Exercise brief
Copy out every line that contains "jangan".
## START
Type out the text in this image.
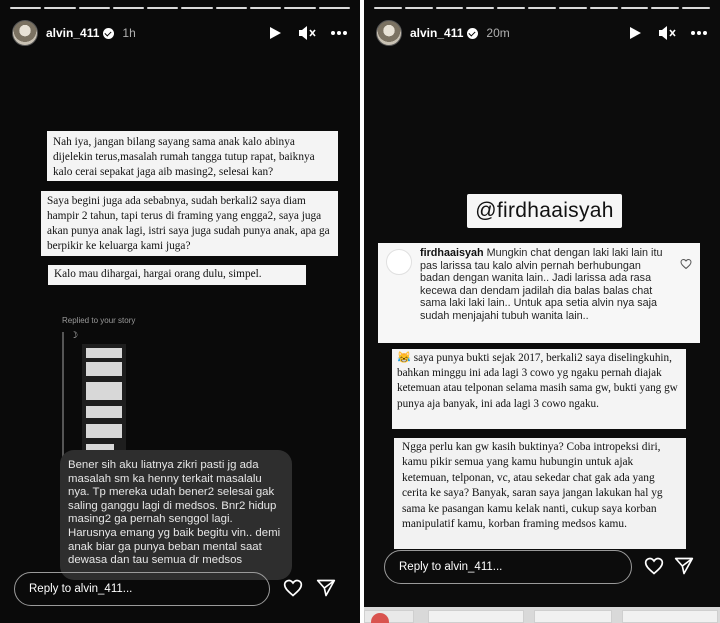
alvin_411 1h
Nah iya, jangan bilang sayang sama anak kalo abinya dijelekin terus,masalah rumah tangga tutup rapat, baiknya kalo cerai sepakat jaga aib masing2, selesai kan?
Saya begini juga ada sebabnya, sudah berkali2 saya diam hampir 2 tahun, tapi terus di framing yang engga2, saya juga akan punya anak lagi, istri saya juga sudah punya anak, apa ga berpikir ke keluarga kami juga?
Kalo mau dihargai, hargai orang dulu, simpel.
Replied to your story
☽
Bener sih aku liatnya zikri pasti jg ada masalah sm ka henny terkait masalalu nya. Tp mereka udah bener2 selesai gak saling ganggu lagi di medsos. Bnr2 hidup masing2 ga pernah senggol lagi. Harusnya emang yg baik begitu vin.. demi anak biar ga punya beban mental saat dewasa dan tau semua dr medsos
Reply to alvin_411...
alvin_411 20m
@firdhaaisyah
firdhaaisyah Mungkin chat dengan laki laki lain itu pas larissa tau kalo alvin pernah berhubungan badan dengan wanita lain.. Jadi larissa ada rasa kecewa dan dendam jadilah dia balas balas chat sama laki laki lain.. Untuk apa setia alvin nya saja sudah menjajahi tubuh wanita lain..
😹 saya punya bukti sejak 2017, berkali2 saya diselingkuhin, bahkan minggu ini ada lagi 3 cowo yg ngaku pernah diajak ketemuan atau telponan selama masih sama gw, bukti yang gw punya aja banyak, ini ada lagi 3 cowo ngaku.
Ngga perlu kan gw kasih buktinya? Coba intropeksi diri, kamu pikir semua yang kamu hubungin untuk ajak ketemuan, telponan, vc, atau sekedar chat gak ada yang cerita ke saya? Banyak, saran saya jangan lakukan hal yg sama ke pasangan kamu kelak nanti, cukup saya korban manipulatif kamu, korban framing medsos kamu.
Reply to alvin_411...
## END
Result for this task
Nah iya, jangan bilang sayang sama anak kalo abinya dijelekin terus,masalah rumah tangga tutup rapat, baiknya kalo cerai sepakat jaga aib masing2, selesai kan?
Ngga perlu kan gw kasih buktinya? Coba intropeksi diri, kamu pikir semua yang kamu hubungin untuk ajak ketemuan, telponan, vc, atau sekedar chat gak ada yang cerita ke saya? Banyak, saran saya jangan lakukan hal yg sama ke pasangan kamu kelak nanti, cukup saya korban manipulatif kamu, korban framing medsos kamu.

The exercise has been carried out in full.